[Dataset rows]
Begin

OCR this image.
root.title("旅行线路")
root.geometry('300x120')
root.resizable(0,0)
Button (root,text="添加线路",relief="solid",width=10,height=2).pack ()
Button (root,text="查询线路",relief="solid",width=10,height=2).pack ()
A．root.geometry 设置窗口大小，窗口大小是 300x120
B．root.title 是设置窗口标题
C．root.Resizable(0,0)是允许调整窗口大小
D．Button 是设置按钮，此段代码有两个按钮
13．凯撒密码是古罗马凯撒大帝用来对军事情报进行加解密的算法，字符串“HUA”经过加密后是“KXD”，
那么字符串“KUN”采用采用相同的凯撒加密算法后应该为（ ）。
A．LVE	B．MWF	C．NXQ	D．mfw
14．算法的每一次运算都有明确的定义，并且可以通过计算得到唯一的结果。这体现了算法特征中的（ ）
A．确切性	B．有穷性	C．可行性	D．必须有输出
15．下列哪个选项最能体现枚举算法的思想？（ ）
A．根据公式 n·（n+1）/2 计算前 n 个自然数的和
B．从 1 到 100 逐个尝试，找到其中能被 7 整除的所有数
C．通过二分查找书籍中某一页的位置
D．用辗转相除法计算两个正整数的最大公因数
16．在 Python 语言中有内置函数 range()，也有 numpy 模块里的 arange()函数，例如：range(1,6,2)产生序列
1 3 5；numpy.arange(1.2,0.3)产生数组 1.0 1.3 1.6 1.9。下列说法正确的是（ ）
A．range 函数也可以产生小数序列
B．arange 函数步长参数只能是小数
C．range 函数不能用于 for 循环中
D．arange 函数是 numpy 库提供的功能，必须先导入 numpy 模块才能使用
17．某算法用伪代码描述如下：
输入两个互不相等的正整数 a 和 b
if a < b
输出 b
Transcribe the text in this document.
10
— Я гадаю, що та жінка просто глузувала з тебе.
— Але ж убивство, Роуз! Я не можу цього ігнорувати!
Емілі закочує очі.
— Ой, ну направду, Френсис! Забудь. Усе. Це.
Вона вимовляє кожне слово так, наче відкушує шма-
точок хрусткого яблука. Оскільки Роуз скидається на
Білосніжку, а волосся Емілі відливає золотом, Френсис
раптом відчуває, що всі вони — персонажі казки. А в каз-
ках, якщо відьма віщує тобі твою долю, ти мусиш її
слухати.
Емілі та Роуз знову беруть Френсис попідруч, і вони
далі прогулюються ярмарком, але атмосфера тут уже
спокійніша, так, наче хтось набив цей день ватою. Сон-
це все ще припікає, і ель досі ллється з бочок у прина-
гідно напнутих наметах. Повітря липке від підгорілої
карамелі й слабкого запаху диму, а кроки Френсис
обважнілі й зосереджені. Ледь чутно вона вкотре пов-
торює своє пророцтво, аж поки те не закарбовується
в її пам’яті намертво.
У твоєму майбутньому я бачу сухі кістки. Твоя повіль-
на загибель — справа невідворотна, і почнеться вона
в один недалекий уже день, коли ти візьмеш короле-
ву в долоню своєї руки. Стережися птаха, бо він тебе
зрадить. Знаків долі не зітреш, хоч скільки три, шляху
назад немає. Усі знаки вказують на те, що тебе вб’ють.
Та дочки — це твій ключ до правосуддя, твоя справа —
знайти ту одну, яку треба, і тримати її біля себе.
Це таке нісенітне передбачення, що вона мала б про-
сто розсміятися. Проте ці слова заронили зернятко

End

### Your goal
Extract all of the material exactly as it is written.

### The response
OCR this image.
root.title("旅行线路")
root.geometry('300x120')
root.resizable(0,0)
Button (root,text="添加线路",relief="solid",width=10,height=2).pack ()
Button (root,text="查询线路",relief="solid",width=10,height=2).pack ()
A．root.geometry 设置窗口大小，窗口大小是 300x120
B．root.title 是设置窗口标题
C．root.Resizable(0,0)是允许调整窗口大小
D．Button 是设置按钮，此段代码有两个按钮
13．凯撒密码是古罗马凯撒大帝用来对军事情报进行加解密的算法，字符串“HUA”经过加密后是“KXD”，
那么字符串“KUN”采用采用相同的凯撒加密算法后应该为（ ）。
A．LVE	B．MWF	C．NXQ	D．mfw
14．算法的每一次运算都有明确的定义，并且可以通过计算得到唯一的结果。这体现了算法特征中的（ ）
A．确切性	B．有穷性	C．可行性	D．必须有输出
15．下列哪个选项最能体现枚举算法的思想？（ ）
A．根据公式 n·（n+1）/2 计算前 n 个自然数的和
B．从 1 到 100 逐个尝试，找到其中能被 7 整除的所有数
C．通过二分查找书籍中某一页的位置
D．用辗转相除法计算两个正整数的最大公因数
16．在 Python 语言中有内置函数 range()，也有 numpy 模块里的 arange()函数，例如：range(1,6,2)产生序列
1 3 5；numpy.arange(1.2,0.3)产生数组 1.0 1.3 1.6 1.9。下列说法正确的是（ ）
A．range 函数也可以产生小数序列
B．arange 函数步长参数只能是小数
C．range 函数不能用于 for 循环中
D．arange 函数是 numpy 库提供的功能，必须先导入 numpy 模块才能使用
17．某算法用伪代码描述如下：
输入两个互不相等的正整数 a 和 b
if a < b
输出 b
Transcribe the text in this document.
10
— Я гадаю, що та жінка просто глузувала з тебе.
— Але ж убивство, Роуз! Я не можу цього ігнорувати!
Емілі закочує очі.
— Ой, ну направду, Френсис! Забудь. Усе. Це.
Вона вимовляє кожне слово так, наче відкушує шма-
точок хрусткого яблука. Оскільки Роуз скидається на
Білосніжку, а волосся Емілі відливає золотом, Френсис
раптом відчуває, що всі вони — персонажі казки. А в каз-
ках, якщо відьма віщує тобі твою долю, ти мусиш її
слухати.
Емілі та Роуз знову беруть Френсис попідруч, і вони
далі прогулюються ярмарком, але атмосфера тут уже
спокійніша, так, наче хтось набив цей день ватою. Сон-
це все ще припікає, і ель досі ллється з бочок у прина-
гідно напнутих наметах. Повітря липке від підгорілої
карамелі й слабкого запаху диму, а кроки Френсис
обважнілі й зосереджені. Ледь чутно вона вкотре пов-
торює своє пророцтво, аж поки те не закарбовується
в її пам’яті намертво.
У твоєму майбутньому я бачу сухі кістки. Твоя повіль-
на загибель — справа невідворотна, і почнеться вона
в один недалекий уже день, коли ти візьмеш короле-
ву в долоню своєї руки. Стережися птаха, бо він тебе
зрадить. Знаків долі не зітреш, хоч скільки три, шляху
назад немає. Усі знаки вказують на те, що тебе вб’ють.
Та дочки — це твій ключ до правосуддя, твоя справа —
знайти ту одну, яку треба, і тримати її біля себе.
Це таке нісенітне передбачення, що вона мала б про-
сто розсміятися. Проте ці слова заронили зернятко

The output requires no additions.